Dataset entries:
══════════════════════════════

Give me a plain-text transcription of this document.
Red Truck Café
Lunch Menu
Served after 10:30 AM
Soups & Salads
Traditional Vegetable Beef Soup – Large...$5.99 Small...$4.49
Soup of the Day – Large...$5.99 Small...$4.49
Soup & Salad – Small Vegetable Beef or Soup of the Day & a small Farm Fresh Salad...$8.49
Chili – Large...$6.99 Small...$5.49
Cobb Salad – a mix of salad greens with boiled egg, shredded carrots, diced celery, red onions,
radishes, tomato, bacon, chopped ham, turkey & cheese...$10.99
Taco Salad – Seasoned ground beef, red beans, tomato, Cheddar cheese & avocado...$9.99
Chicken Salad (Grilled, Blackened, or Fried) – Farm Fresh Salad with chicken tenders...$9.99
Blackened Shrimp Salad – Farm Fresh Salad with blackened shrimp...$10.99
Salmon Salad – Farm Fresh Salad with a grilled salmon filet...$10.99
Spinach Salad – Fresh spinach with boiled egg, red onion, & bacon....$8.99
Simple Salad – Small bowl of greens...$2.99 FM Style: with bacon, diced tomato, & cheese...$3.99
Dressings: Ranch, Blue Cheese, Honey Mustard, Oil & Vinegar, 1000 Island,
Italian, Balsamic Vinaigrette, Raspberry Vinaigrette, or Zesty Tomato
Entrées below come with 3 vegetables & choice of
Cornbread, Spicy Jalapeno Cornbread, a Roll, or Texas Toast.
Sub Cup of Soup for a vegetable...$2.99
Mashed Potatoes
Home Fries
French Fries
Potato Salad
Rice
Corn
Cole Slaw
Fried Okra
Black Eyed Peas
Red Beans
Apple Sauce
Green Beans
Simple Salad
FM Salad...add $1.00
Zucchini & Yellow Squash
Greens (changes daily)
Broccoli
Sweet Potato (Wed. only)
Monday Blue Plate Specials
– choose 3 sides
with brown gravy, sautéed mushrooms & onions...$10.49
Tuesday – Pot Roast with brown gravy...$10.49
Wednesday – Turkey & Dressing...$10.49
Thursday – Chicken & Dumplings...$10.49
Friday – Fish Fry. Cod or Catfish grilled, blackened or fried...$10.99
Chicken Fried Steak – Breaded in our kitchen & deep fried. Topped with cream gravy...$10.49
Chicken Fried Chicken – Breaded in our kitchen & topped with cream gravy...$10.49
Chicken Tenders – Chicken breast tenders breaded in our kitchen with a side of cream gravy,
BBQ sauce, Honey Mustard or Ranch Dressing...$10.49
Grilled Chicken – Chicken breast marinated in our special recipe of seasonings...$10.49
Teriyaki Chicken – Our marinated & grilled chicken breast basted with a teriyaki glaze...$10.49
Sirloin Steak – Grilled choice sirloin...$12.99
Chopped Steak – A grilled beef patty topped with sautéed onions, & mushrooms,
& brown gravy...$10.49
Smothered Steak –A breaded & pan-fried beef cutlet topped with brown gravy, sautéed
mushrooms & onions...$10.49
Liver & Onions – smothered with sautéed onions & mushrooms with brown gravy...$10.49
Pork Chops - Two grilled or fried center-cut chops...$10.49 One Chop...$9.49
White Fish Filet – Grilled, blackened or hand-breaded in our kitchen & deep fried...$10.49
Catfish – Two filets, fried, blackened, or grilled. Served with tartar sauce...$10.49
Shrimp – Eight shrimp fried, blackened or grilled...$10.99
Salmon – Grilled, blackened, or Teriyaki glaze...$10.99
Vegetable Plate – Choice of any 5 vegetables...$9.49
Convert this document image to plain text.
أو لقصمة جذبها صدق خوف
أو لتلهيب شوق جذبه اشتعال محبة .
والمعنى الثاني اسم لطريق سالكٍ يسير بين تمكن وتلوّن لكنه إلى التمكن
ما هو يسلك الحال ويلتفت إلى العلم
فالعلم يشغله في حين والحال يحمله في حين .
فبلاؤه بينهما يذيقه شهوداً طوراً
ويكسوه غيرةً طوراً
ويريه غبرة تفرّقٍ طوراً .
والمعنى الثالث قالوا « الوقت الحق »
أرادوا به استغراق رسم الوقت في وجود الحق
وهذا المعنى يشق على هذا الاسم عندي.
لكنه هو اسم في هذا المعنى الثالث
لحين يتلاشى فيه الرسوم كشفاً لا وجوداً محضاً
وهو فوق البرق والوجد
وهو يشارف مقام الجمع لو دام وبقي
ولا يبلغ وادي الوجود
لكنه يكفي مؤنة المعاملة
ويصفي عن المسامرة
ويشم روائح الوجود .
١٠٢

══════════════════════════════

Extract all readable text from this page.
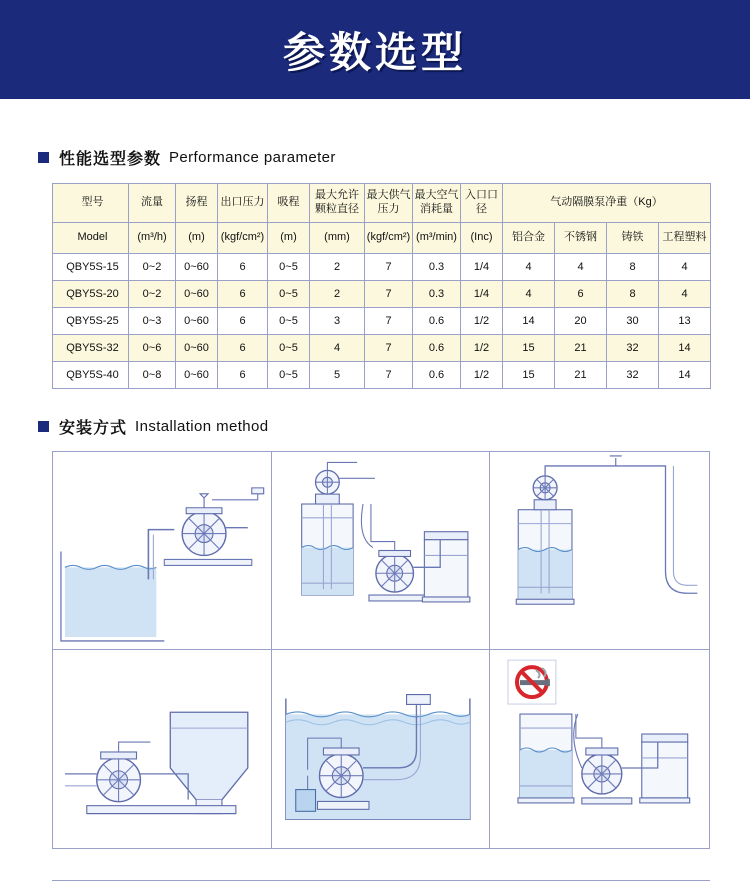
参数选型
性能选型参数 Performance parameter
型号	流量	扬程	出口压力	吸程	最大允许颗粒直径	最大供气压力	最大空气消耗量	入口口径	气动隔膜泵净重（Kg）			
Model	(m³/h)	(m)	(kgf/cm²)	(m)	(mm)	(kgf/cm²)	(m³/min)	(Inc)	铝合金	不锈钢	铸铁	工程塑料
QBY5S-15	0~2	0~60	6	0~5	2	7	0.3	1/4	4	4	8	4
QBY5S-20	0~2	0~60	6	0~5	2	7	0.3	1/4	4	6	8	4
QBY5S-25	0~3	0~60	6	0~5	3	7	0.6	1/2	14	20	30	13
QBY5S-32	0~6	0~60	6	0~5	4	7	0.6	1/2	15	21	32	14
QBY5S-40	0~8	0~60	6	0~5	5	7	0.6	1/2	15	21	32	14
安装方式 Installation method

══════════════════════════════

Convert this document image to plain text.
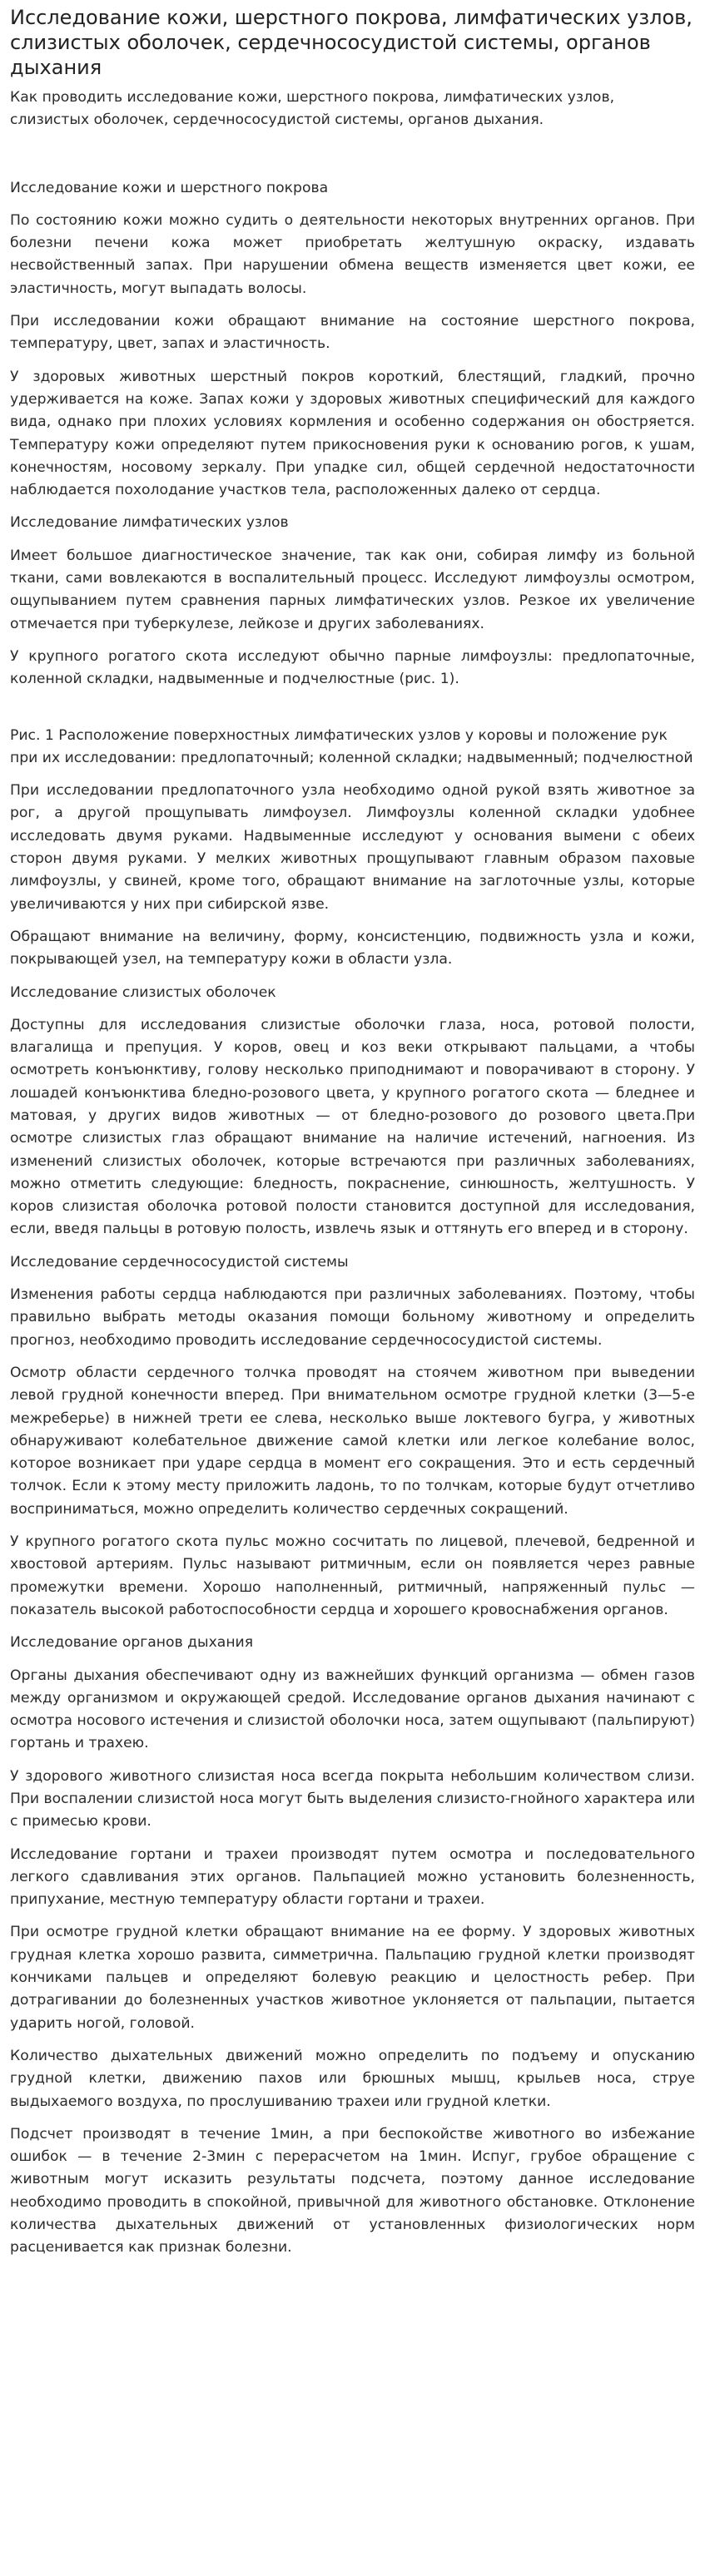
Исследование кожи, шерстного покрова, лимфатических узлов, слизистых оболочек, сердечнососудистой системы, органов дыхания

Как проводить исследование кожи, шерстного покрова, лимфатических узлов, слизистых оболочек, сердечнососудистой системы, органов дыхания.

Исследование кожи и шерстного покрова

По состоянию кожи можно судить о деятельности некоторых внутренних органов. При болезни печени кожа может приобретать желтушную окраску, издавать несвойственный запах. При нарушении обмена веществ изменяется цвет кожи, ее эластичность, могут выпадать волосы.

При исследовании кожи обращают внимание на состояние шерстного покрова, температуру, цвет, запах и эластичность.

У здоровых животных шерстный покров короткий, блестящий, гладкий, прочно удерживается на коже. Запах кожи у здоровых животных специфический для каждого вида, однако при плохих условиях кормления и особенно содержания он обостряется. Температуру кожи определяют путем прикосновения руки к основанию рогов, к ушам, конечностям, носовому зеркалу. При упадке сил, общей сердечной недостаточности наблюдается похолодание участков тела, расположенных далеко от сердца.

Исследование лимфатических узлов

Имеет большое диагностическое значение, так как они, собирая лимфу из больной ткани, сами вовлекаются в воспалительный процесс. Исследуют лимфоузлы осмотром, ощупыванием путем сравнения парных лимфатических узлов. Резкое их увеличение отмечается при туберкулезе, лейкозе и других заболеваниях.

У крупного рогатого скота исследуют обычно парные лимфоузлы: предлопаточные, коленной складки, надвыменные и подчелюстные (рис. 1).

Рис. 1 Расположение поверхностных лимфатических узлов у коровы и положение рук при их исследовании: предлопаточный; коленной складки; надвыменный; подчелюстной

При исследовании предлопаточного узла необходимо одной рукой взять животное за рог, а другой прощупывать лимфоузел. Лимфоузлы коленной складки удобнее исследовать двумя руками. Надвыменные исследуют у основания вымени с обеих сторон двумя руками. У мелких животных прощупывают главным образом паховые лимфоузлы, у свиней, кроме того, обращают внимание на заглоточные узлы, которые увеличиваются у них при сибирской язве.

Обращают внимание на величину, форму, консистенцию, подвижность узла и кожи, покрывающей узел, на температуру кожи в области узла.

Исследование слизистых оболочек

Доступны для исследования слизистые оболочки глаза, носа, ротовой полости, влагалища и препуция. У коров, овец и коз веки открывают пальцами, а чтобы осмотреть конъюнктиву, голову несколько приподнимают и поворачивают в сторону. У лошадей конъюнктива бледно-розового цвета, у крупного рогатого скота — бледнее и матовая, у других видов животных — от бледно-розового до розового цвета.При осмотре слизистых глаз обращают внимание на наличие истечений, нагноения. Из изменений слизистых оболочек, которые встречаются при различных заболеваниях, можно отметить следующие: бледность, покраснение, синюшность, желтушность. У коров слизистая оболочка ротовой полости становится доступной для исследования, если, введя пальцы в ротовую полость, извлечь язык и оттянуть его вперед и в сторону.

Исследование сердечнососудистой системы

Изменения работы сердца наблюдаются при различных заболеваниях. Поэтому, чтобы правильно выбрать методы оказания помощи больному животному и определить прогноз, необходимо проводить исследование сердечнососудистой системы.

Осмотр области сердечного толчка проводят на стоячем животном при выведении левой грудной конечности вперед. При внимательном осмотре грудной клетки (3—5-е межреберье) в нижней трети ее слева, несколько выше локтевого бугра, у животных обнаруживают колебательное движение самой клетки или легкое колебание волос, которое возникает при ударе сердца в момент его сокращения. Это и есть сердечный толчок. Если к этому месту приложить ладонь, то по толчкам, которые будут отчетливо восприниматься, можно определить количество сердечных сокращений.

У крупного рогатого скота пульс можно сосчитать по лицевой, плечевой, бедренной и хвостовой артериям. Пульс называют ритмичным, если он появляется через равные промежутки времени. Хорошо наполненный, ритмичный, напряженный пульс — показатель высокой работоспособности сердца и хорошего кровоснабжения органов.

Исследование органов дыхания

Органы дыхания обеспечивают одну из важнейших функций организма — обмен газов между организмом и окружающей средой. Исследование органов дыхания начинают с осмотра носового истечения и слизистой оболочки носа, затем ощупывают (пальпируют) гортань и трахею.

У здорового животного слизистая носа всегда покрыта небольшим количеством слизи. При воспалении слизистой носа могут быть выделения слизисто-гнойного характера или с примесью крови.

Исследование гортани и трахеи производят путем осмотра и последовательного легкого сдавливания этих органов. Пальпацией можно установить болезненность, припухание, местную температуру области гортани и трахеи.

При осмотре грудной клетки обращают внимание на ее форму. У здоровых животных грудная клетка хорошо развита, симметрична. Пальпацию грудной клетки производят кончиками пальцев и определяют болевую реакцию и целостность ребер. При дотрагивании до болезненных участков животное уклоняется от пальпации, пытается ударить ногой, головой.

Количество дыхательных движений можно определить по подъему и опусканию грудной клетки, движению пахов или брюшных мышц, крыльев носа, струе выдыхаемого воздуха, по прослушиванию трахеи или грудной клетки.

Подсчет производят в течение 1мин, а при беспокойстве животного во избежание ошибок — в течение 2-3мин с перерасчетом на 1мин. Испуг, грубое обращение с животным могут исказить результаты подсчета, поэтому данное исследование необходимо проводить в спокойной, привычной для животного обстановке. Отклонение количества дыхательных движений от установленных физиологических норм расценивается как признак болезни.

══════════════════════════════

Stated task: Establish how many lines of the material above hold the word "внимание". Nothing but the count should be returned.

Result for this exercise: 5